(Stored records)
>> BEGIN
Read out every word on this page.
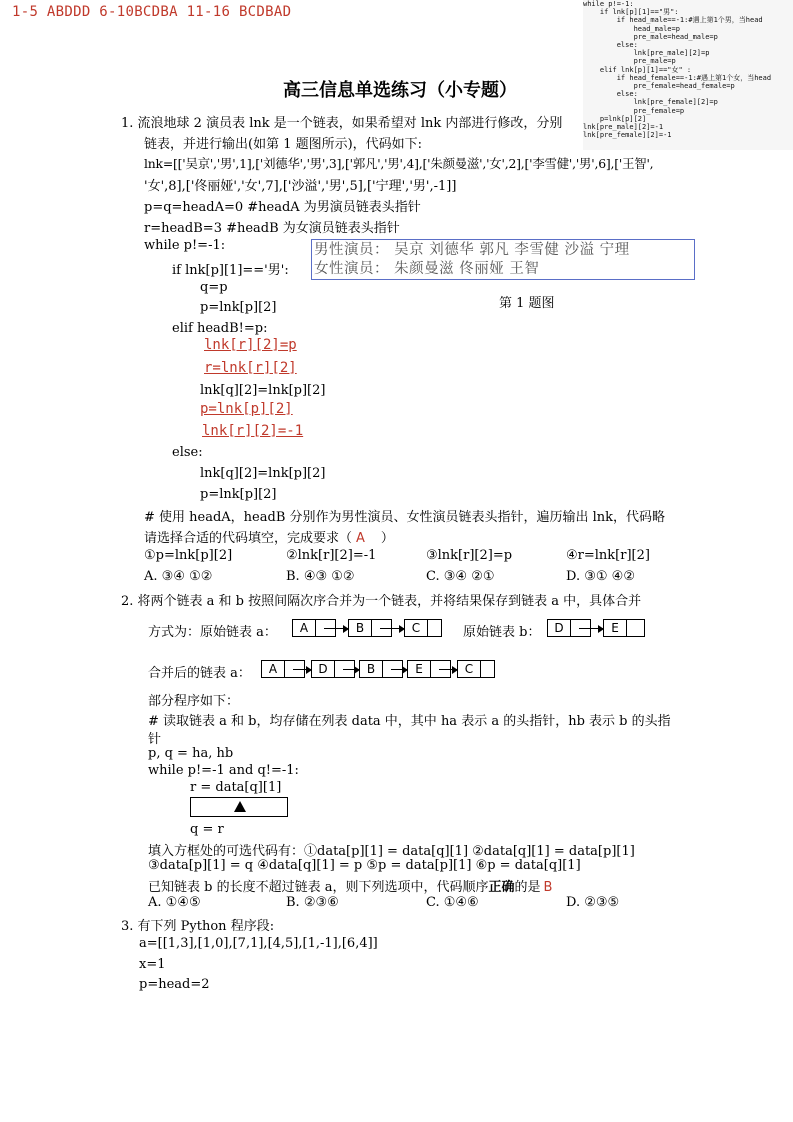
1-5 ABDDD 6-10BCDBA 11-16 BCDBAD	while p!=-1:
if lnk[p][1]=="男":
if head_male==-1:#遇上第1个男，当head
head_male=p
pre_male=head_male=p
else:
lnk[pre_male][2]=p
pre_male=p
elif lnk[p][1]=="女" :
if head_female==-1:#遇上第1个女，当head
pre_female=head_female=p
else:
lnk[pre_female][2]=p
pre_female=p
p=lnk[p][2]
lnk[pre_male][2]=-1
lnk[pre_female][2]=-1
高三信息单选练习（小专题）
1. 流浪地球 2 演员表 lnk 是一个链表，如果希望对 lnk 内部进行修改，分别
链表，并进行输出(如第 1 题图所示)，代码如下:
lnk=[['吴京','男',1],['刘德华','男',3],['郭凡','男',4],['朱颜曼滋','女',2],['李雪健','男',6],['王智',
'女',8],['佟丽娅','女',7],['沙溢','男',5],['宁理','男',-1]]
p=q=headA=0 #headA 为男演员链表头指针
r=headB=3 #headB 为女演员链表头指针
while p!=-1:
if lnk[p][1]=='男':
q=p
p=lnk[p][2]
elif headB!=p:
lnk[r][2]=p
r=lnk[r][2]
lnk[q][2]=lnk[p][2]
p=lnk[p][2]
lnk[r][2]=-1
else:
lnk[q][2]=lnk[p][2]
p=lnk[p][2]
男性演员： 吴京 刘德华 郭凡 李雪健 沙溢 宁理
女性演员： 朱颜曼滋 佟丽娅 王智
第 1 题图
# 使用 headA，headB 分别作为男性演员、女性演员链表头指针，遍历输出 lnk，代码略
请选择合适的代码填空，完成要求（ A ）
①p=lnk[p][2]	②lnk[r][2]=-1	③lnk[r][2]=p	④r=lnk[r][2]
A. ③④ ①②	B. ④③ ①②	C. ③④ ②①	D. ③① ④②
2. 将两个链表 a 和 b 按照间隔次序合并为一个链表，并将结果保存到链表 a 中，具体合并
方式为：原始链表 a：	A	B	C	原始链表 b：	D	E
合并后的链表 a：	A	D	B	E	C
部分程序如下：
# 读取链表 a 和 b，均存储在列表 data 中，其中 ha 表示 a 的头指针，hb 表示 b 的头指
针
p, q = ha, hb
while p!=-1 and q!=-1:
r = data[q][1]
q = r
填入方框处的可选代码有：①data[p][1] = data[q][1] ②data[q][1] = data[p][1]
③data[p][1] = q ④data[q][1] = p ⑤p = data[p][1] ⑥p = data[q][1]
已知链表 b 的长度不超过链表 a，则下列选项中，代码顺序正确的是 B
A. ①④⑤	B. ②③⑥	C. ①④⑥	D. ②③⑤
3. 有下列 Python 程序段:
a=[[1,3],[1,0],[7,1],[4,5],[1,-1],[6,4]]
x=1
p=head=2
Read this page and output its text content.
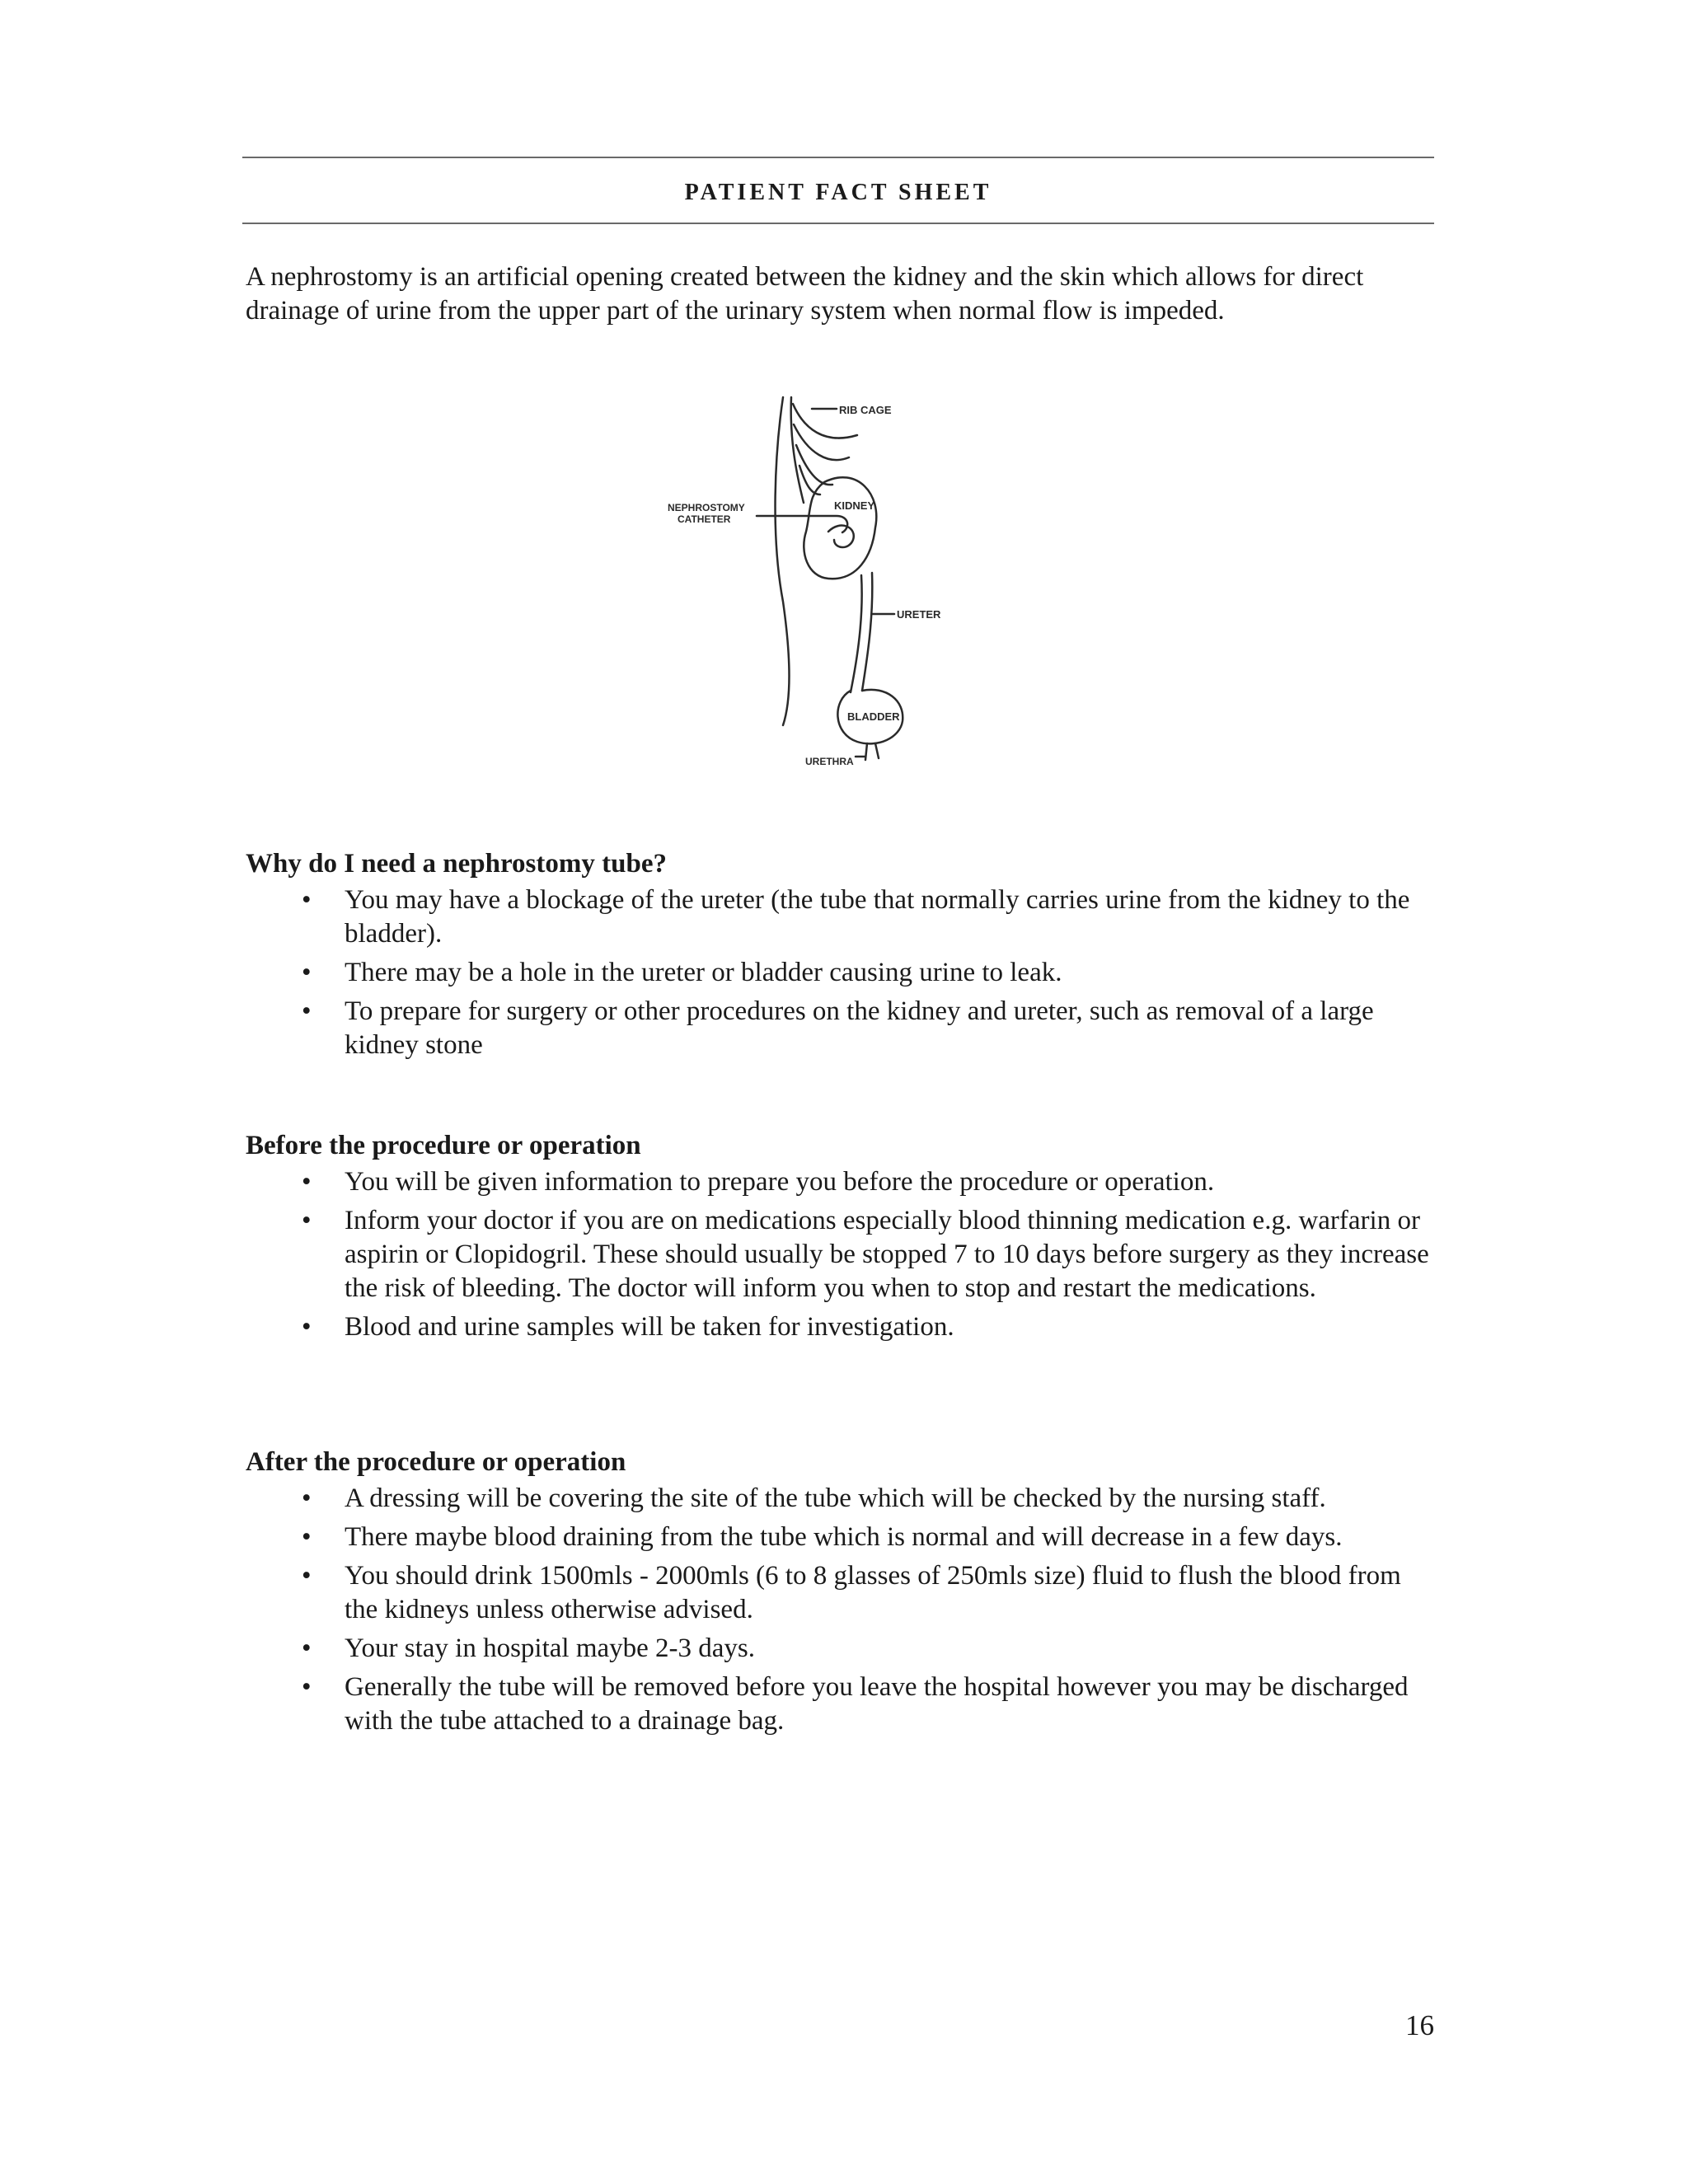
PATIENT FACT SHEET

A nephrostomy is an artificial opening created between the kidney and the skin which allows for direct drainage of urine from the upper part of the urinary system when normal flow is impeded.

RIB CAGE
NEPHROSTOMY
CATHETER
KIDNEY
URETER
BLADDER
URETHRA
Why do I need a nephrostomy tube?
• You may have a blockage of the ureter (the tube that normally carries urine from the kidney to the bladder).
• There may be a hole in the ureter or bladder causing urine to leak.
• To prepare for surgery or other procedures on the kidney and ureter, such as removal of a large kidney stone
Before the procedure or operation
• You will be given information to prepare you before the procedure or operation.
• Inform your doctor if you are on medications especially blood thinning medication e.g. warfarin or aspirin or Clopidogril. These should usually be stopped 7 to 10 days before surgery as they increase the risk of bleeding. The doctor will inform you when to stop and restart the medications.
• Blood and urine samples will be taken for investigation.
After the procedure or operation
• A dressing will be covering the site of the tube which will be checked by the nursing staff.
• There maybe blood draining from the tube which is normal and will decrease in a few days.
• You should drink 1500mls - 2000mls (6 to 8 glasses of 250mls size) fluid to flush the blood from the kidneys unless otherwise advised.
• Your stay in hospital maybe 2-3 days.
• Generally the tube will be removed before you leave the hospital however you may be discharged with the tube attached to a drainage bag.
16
>> END
• _Exercise task_:
Show all lines in the entries above where the word "this" appears.

• _Task result_:
Read out every word on this page.
Read this page and output its text content.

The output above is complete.